**TASK STATEMENT**
Gather all lines with "регулирования" from the records.

━━ DATA SHOWN ━━

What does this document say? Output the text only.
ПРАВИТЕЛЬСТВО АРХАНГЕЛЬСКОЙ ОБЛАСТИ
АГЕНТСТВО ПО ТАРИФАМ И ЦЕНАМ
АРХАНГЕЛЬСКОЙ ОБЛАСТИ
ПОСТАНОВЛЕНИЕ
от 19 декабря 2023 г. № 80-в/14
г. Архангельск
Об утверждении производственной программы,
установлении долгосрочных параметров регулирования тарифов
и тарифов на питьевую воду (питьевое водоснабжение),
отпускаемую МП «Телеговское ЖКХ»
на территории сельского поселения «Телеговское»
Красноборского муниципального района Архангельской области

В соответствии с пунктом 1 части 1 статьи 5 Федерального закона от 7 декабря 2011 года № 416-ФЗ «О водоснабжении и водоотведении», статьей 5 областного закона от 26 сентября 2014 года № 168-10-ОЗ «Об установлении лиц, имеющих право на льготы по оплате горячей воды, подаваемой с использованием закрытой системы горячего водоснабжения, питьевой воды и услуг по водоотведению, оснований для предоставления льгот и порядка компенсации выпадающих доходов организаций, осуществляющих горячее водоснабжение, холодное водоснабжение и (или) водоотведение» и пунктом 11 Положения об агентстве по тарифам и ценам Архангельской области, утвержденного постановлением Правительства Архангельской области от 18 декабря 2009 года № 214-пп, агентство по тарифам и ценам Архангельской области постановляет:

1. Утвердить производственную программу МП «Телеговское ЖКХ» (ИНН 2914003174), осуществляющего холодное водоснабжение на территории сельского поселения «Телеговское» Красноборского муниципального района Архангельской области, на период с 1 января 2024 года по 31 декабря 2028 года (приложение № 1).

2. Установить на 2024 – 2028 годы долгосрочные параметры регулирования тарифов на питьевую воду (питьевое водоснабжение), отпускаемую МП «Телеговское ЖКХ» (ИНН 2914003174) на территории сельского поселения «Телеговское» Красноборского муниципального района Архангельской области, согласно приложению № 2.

━━━

**TASK SOLUTION**
установлении долгосрочных параметров регулирования тарифов
2. Установить на 2024 – 2028 годы долгосрочные параметры регулирования тарифов на питьевую воду (питьевое водоснабжение), отпускаемую МП «Телеговское ЖКХ» (ИНН 2914003174) на территории сельского поселения «Телеговское» Красноборского муниципального района Архангельской области, согласно приложению № 2.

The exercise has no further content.